> _What is required_: Please arrange the rows as a JSON list of strings, one per line, starting with the line that contains "schedule-time: 9H45 xyxy=(119,254,165,270)" and going on through the line that contains "schedule-line: Temps méridien".

[Region and label listings]

§ §

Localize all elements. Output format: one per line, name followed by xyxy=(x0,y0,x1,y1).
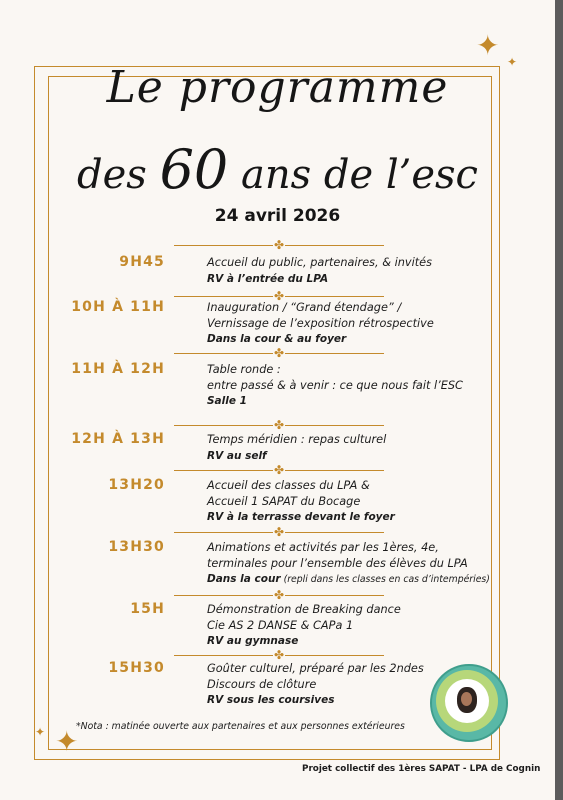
schedule-time: 9H45 xyxy=(119,254,165,270)
schedule-description xyxy=(207,255,432,287)
diamond-ornament-icon: ✤ xyxy=(273,289,285,303)
schedule-line: Goûter culturel, préparé par les 2ndes xyxy=(207,662,424,675)
schedule-description xyxy=(207,432,386,464)
esc-60-ans-logo xyxy=(430,664,508,742)
schedule-line: Accueil du public, partenaires, & invités xyxy=(207,256,433,269)
diamond-ornament-icon: ✤ xyxy=(273,346,285,360)
schedule-line: Temps méridien : repas culturel xyxy=(207,433,387,446)
schedule-line: Discours de clôture xyxy=(207,677,317,691)
schedule-line: Démonstration de Breaking dance xyxy=(207,603,401,616)
viewer-edge xyxy=(555,0,563,800)
ornament-divider xyxy=(174,527,384,539)
diamond-ornament-icon: ✤ xyxy=(273,463,285,477)
schedule-line: Accueil 1 SAPAT du Bocage xyxy=(207,494,361,508)
schedule-time: 12H À 13H xyxy=(71,431,165,447)
poster-title-number: 60 xyxy=(159,138,229,201)
schedule-location: Dans la cour & au foyer xyxy=(207,333,347,346)
schedule-time: 11H À 12H xyxy=(71,361,165,377)
poster-title-line2: des 60 ans de l’esc xyxy=(77,138,478,201)
ornament-divider xyxy=(174,348,384,360)
schedule-description xyxy=(207,362,463,410)
ornament-divider xyxy=(174,420,384,432)
event-date: 24 avril 2026 xyxy=(214,206,341,226)
schedule-description xyxy=(207,661,424,709)
sparkle-icon: ✦ xyxy=(476,29,500,62)
sparkle-icon: ✦ xyxy=(507,55,518,69)
schedule-time: 10H À 11H xyxy=(71,299,165,315)
schedule-location: RV à la terrasse devant le foyer xyxy=(207,511,395,524)
schedule-description xyxy=(207,478,395,526)
schedule-description xyxy=(207,300,434,348)
schedule-location: RV à l’entrée du LPA xyxy=(207,272,329,285)
schedule-location: Salle 1 xyxy=(207,395,247,408)
schedule-time: 15H30 xyxy=(108,660,165,676)
poster-title-line1: Le programme xyxy=(106,62,449,113)
ornament-divider xyxy=(174,590,384,602)
schedule-location: RV au self xyxy=(207,449,267,462)
schedule-time: 13H20 xyxy=(108,477,165,493)
schedule-line: entre passé & à venir : ce que nous fait l’ESC xyxy=(207,378,463,392)
schedule-line: Accueil des classes du LPA & xyxy=(207,479,370,492)
schedule-location-note: (repli dans les classes en cas d’intempéries) xyxy=(280,574,490,586)
diamond-ornament-icon: ✤ xyxy=(273,648,285,662)
schedule-line: Inauguration / “Grand étendage” / xyxy=(207,301,402,314)
schedule-description xyxy=(207,540,490,588)
schedule-line: Table ronde : xyxy=(207,363,281,376)
sparkle-icon: ✦ xyxy=(35,725,46,739)
schedule-location: Dans la cour (repli dans les classes en cas d’intempéries) xyxy=(207,573,490,586)
diamond-ornament-icon: ✤ xyxy=(273,418,285,432)
schedule-location: RV sous les coursives xyxy=(207,694,335,707)
ornament-divider xyxy=(174,465,384,477)
schedule-line: Animations et activités par les 1ères, 4e, xyxy=(207,541,439,554)
schedule-line: terminales pour l’ensemble des élèves du LPA xyxy=(207,556,468,570)
schedule-time: 13H30 xyxy=(108,539,165,555)
diamond-ornament-icon: ✤ xyxy=(273,525,285,539)
schedule-description xyxy=(207,602,401,650)
footnote: *Nota : matinée ouverte aux partenaires et aux personnes extérieures xyxy=(76,721,405,732)
diamond-ornament-icon: ✤ xyxy=(273,588,285,602)
schedule-line: Cie AS 2 DANSE & CAPa 1 xyxy=(207,618,354,632)
schedule-line: Vernissage de l’exposition rétrospective xyxy=(207,316,434,330)
diamond-ornament-icon: ✤ xyxy=(273,238,285,252)
sparkle-icon: ✦ xyxy=(55,725,79,758)
schedule-time: 15H xyxy=(130,601,165,617)
project-credit: Projet collectif des 1ères SAPAT - LPA de Cognin xyxy=(302,764,541,774)
ornament-divider xyxy=(174,240,384,252)
schedule-location: RV au gymnase xyxy=(207,635,299,648)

§ §

> _Response to the task_:
[
  "schedule-time: 9H45 xyxy=(119,254,165,270)",
  "schedule-description xyxy=(207,255,432,287)",
  "diamond-ornament-icon: ✤ xyxy=(273,289,285,303)",
  "schedule-line: Goûter culturel, préparé par les 2ndes xyxy=(207,662,424,675)",
  "schedule-description xyxy=(207,432,386,464)",
  "esc-60-ans-logo xyxy=(430,664,508,742)",
  "schedule-line: Accueil du public, partenaires, & invités xyxy=(207,256,433,269)",
  "diamond-ornament-icon: ✤ xyxy=(273,346,285,360)",
  "schedule-line: Temps méridien : repas culturel xyxy=(207,433,387,446)"
]